◆ **Your instructions**: Using the data below, copy each line that includes the word "Гельфанд".

+ + + + +

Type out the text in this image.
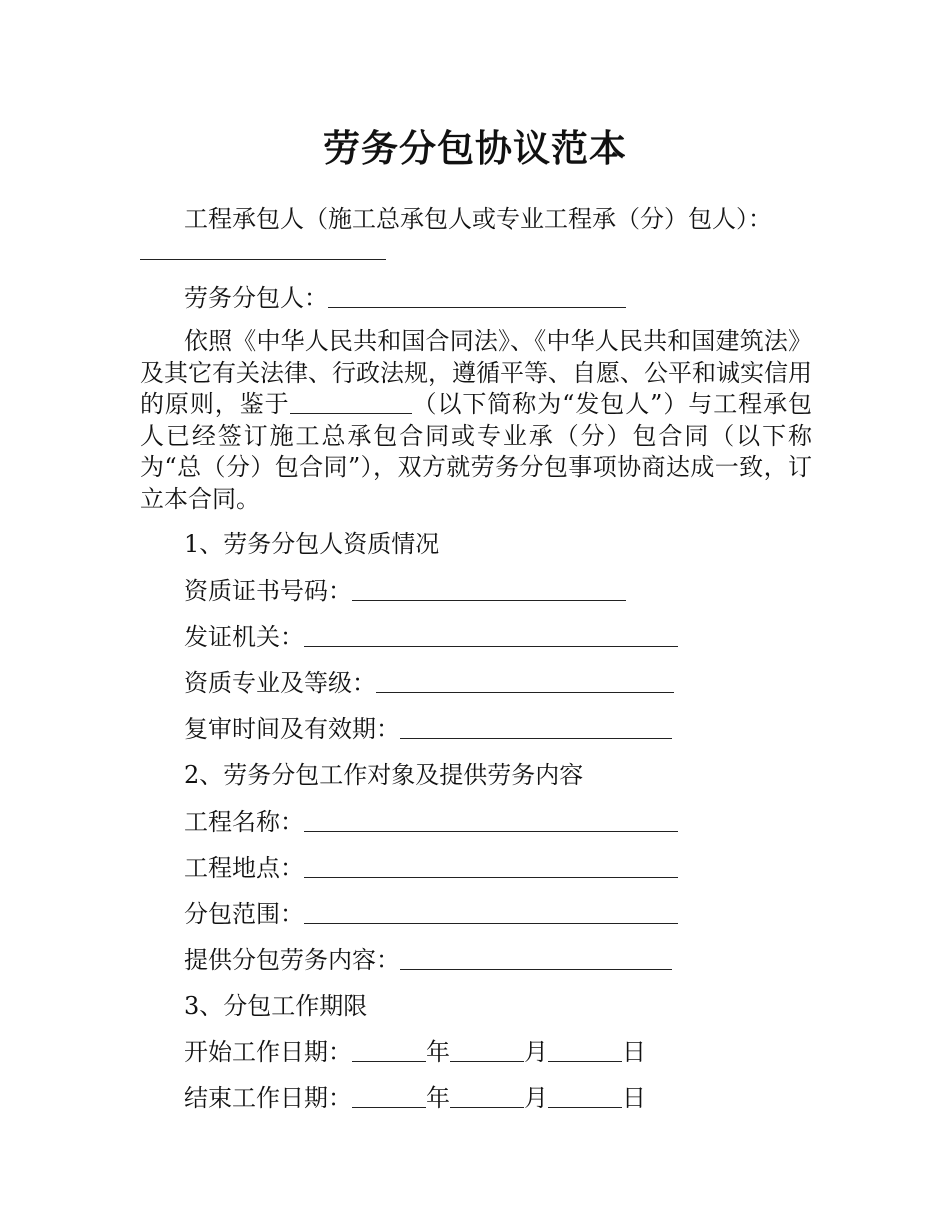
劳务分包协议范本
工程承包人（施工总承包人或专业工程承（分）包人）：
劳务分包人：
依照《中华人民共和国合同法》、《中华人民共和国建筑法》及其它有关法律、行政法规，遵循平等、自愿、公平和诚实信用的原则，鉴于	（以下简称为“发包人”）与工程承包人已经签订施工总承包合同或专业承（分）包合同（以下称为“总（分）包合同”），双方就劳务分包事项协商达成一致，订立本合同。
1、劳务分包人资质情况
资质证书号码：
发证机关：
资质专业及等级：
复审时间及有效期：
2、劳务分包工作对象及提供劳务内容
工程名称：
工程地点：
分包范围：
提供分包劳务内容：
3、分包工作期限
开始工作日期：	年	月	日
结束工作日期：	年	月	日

+ + + + +

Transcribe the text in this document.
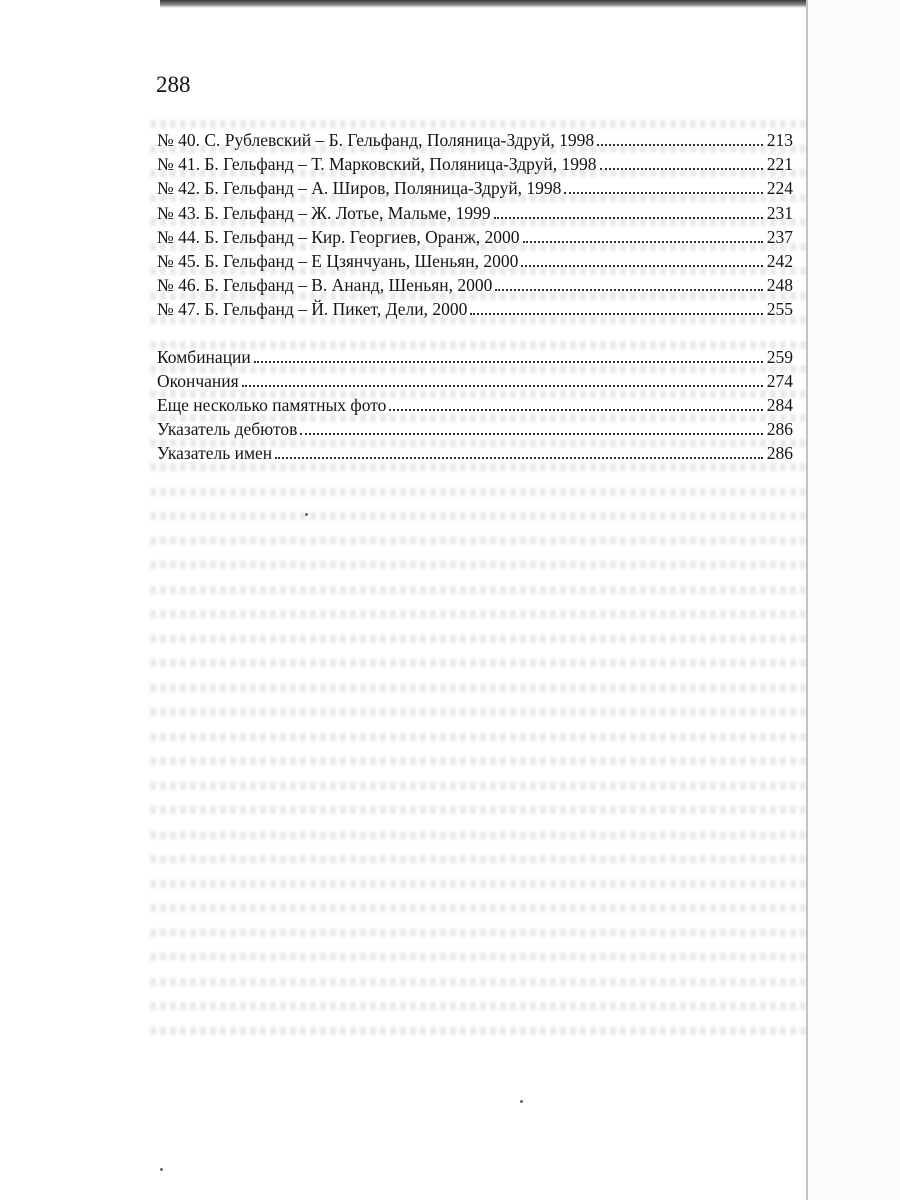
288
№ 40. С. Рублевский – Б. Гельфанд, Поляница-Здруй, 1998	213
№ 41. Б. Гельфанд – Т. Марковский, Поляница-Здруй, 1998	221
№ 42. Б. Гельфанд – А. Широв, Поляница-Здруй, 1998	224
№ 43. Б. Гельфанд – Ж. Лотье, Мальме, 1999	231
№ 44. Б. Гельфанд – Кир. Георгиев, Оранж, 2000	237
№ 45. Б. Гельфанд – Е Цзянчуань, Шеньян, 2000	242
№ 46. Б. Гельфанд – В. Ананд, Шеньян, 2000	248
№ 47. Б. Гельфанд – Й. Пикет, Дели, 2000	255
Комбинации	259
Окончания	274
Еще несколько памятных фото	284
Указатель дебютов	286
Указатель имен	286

+ + + + +

◆ **Worked solution**:
№ 40. С. Рублевский – Б. Гельфанд, Поляница-Здруй, 1998	213
№ 41. Б. Гельфанд – Т. Марковский, Поляница-Здруй, 1998	221
№ 42. Б. Гельфанд – А. Широв, Поляница-Здруй, 1998	224
№ 43. Б. Гельфанд – Ж. Лотье, Мальме, 1999	231
№ 44. Б. Гельфанд – Кир. Георгиев, Оранж, 2000	237
№ 45. Б. Гельфанд – Е Цзянчуань, Шеньян, 2000	242
№ 46. Б. Гельфанд – В. Ананд, Шеньян, 2000	248
№ 47. Б. Гельфанд – Й. Пикет, Дели, 2000	255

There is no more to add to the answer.